■ WHAT THE TASK REQUIRES:
Return the material word for word. Do not include the pictures.

Entries with figure data:

Begin

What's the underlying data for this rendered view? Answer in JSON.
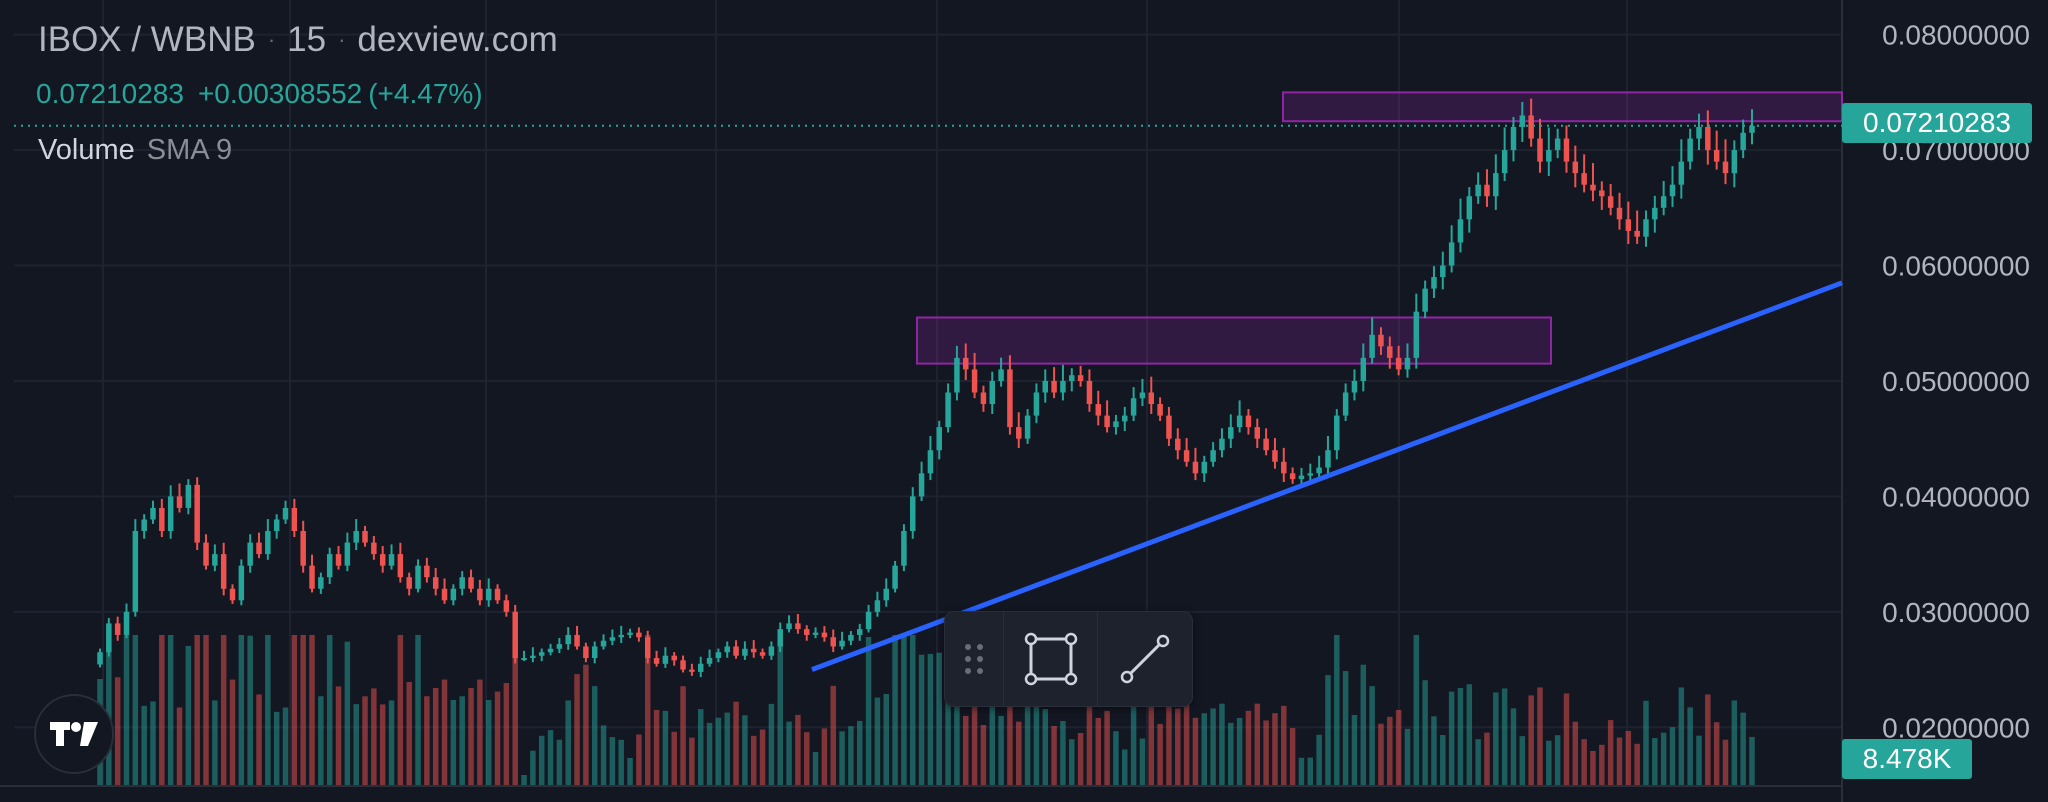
{
  "header": {
    "pair": "IBOX / WBNB",
    "interval": "15",
    "source": "dexview.com"
  },
  "ohlc": {
    "price": "0.07210283",
    "change": "+0.00308552",
    "change_pct": "(+4.47%)"
  },
  "volume_legend": {
    "name": "Volume",
    "study": "SMA 9"
  },
  "price_tag": "0.07210283",
  "volume_tag": "8.478K",
  "colors": {
    "up": "#26a69a",
    "down": "#ef5350",
    "trendline": "#2962ff",
    "zone": "#9c27b0",
    "background": "#131722"
  },
  "icons": [
    "drag-grip-icon",
    "rectangle-tool-icon",
    "line-tool-icon",
    "tradingview-logo-icon"
  ],
  "chart_data": {
    "type": "candlestick",
    "y_axis": {
      "range": [
        0.015,
        0.083
      ],
      "ticks": [
        "0.08000000",
        "0.07000000",
        "0.06000000",
        "0.05000000",
        "0.04000000",
        "0.03000000",
        "0.02000000"
      ]
    },
    "grid": true,
    "last_price": 0.07210283,
    "candles_close": [
      0.0265,
      0.029,
      0.028,
      0.03,
      0.037,
      0.038,
      0.039,
      0.037,
      0.04,
      0.039,
      0.041,
      0.036,
      0.034,
      0.035,
      0.032,
      0.031,
      0.034,
      0.036,
      0.035,
      0.037,
      0.038,
      0.039,
      0.037,
      0.034,
      0.032,
      0.033,
      0.035,
      0.034,
      0.036,
      0.037,
      0.036,
      0.035,
      0.034,
      0.035,
      0.033,
      0.032,
      0.034,
      0.033,
      0.032,
      0.031,
      0.032,
      0.033,
      0.032,
      0.031,
      0.032,
      0.031,
      0.03,
      0.026,
      0.026,
      0.0262,
      0.0265,
      0.0268,
      0.0272,
      0.028,
      0.027,
      0.026,
      0.027,
      0.0275,
      0.0278,
      0.028,
      0.0282,
      0.0278,
      0.026,
      0.0255,
      0.0262,
      0.0258,
      0.025,
      0.0248,
      0.0255,
      0.026,
      0.0265,
      0.027,
      0.0262,
      0.0268,
      0.0265,
      0.0262,
      0.027,
      0.0285,
      0.029,
      0.0285,
      0.028,
      0.0282,
      0.0278,
      0.027,
      0.0275,
      0.028,
      0.0285,
      0.03,
      0.031,
      0.032,
      0.034,
      0.037,
      0.04,
      0.042,
      0.044,
      0.046,
      0.049,
      0.052,
      0.051,
      0.049,
      0.048,
      0.05,
      0.051,
      0.046,
      0.045,
      0.047,
      0.049,
      0.05,
      0.049,
      0.05,
      0.0505,
      0.05,
      0.048,
      0.047,
      0.046,
      0.0465,
      0.047,
      0.0485,
      0.049,
      0.048,
      0.047,
      0.045,
      0.044,
      0.043,
      0.042,
      0.043,
      0.044,
      0.045,
      0.046,
      0.047,
      0.046,
      0.045,
      0.044,
      0.043,
      0.042,
      0.0415,
      0.0418,
      0.042,
      0.0425,
      0.044,
      0.047,
      0.049,
      0.05,
      0.052,
      0.054,
      0.053,
      0.052,
      0.051,
      0.052,
      0.056,
      0.058,
      0.059,
      0.06,
      0.062,
      0.064,
      0.066,
      0.067,
      0.066,
      0.068,
      0.07,
      0.072,
      0.073,
      0.071,
      0.069,
      0.07,
      0.071,
      0.069,
      0.068,
      0.067,
      0.0665,
      0.066,
      0.065,
      0.064,
      0.063,
      0.0625,
      0.064,
      0.065,
      0.066,
      0.067,
      0.069,
      0.071,
      0.072,
      0.07,
      0.069,
      0.068,
      0.07,
      0.0715,
      0.07210283
    ],
    "zones": [
      {
        "from": 0.0515,
        "to": 0.0555,
        "label": ""
      },
      {
        "from": 0.0725,
        "to": 0.075,
        "label": ""
      }
    ],
    "trendline": {
      "from_price": 0.025,
      "to_price": 0.0585
    }
  }
}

End

■ SOLUTION TO THIS PROBLEM:
What's the underlying data for this rendered view? Answer in JSON.
{
  "header": {
    "pair": "IBOX / WBNB",
    "interval": "15",
    "source": "dexview.com"
  },
  "ohlc": {
    "price": "0.07210283",
    "change": "+0.00308552",
    "change_pct": "(+4.47%)"
  },
  "volume_legend": {
    "name": "Volume",
    "study": "SMA 9"
  },
  "price_tag": "0.07210283",
  "volume_tag": "8.478K",
  "colors": {
    "up": "#26a69a",
    "down": "#ef5350",
    "trendline": "#2962ff",
    "zone": "#9c27b0",
    "background": "#131722"
  },
  "icons": [
    "drag-grip-icon",
    "rectangle-tool-icon",
    "line-tool-icon",
    "tradingview-logo-icon"
  ],
  "chart_data": {
    "type": "candlestick",
    "y_axis": {
      "range": [
        0.015,
        0.083
      ],
      "ticks": [
        "0.08000000",
        "0.07000000",
        "0.06000000",
        "0.05000000",
        "0.04000000",
        "0.03000000",
        "0.02000000"
      ]
    },
    "grid": true,
    "last_price": 0.07210283,
    "candles_close": [
      0.0265,
      0.029,
      0.028,
      0.03,
      0.037,
      0.038,
      0.039,
      0.037,
      0.04,
      0.039,
      0.041,
      0.036,
      0.034,
      0.035,
      0.032,
      0.031,
      0.034,
      0.036,
      0.035,
      0.037,
      0.038,
      0.039,
      0.037,
      0.034,
      0.032,
      0.033,
      0.035,
      0.034,
      0.036,
      0.037,
      0.036,
      0.035,
      0.034,
      0.035,
      0.033,
      0.032,
      0.034,
      0.033,
      0.032,
      0.031,
      0.032,
      0.033,
      0.032,
      0.031,
      0.032,
      0.031,
      0.03,
      0.026,
      0.026,
      0.0262,
      0.0265,
      0.0268,
      0.0272,
      0.028,
      0.027,
      0.026,
      0.027,
      0.0275,
      0.0278,
      0.028,
      0.0282,
      0.0278,
      0.026,
      0.0255,
      0.0262,
      0.0258,
      0.025,
      0.0248,
      0.0255,
      0.026,
      0.0265,
      0.027,
      0.0262,
      0.0268,
      0.0265,
      0.0262,
      0.027,
      0.0285,
      0.029,
      0.0285,
      0.028,
      0.0282,
      0.0278,
      0.027,
      0.0275,
      0.028,
      0.0285,
      0.03,
      0.031,
      0.032,
      0.034,
      0.037,
      0.04,
      0.042,
      0.044,
      0.046,
      0.049,
      0.052,
      0.051,
      0.049,
      0.048,
      0.05,
      0.051,
      0.046,
      0.045,
      0.047,
      0.049,
      0.05,
      0.049,
      0.05,
      0.0505,
      0.05,
      0.048,
      0.047,
      0.046,
      0.0465,
      0.047,
      0.0485,
      0.049,
      0.048,
      0.047,
      0.045,
      0.044,
      0.043,
      0.042,
      0.043,
      0.044,
      0.045,
      0.046,
      0.047,
      0.046,
      0.045,
      0.044,
      0.043,
      0.042,
      0.0415,
      0.0418,
      0.042,
      0.0425,
      0.044,
      0.047,
      0.049,
      0.05,
      0.052,
      0.054,
      0.053,
      0.052,
      0.051,
      0.052,
      0.056,
      0.058,
      0.059,
      0.06,
      0.062,
      0.064,
      0.066,
      0.067,
      0.066,
      0.068,
      0.07,
      0.072,
      0.073,
      0.071,
      0.069,
      0.07,
      0.071,
      0.069,
      0.068,
      0.067,
      0.0665,
      0.066,
      0.065,
      0.064,
      0.063,
      0.0625,
      0.064,
      0.065,
      0.066,
      0.067,
      0.069,
      0.071,
      0.072,
      0.07,
      0.069,
      0.068,
      0.07,
      0.0715,
      0.07210283
    ],
    "zones": [
      {
        "from": 0.0515,
        "to": 0.0555,
        "label": ""
      },
      {
        "from": 0.0725,
        "to": 0.075,
        "label": ""
      }
    ],
    "trendline": {
      "from_price": 0.025,
      "to_price": 0.0585
    }
  }
}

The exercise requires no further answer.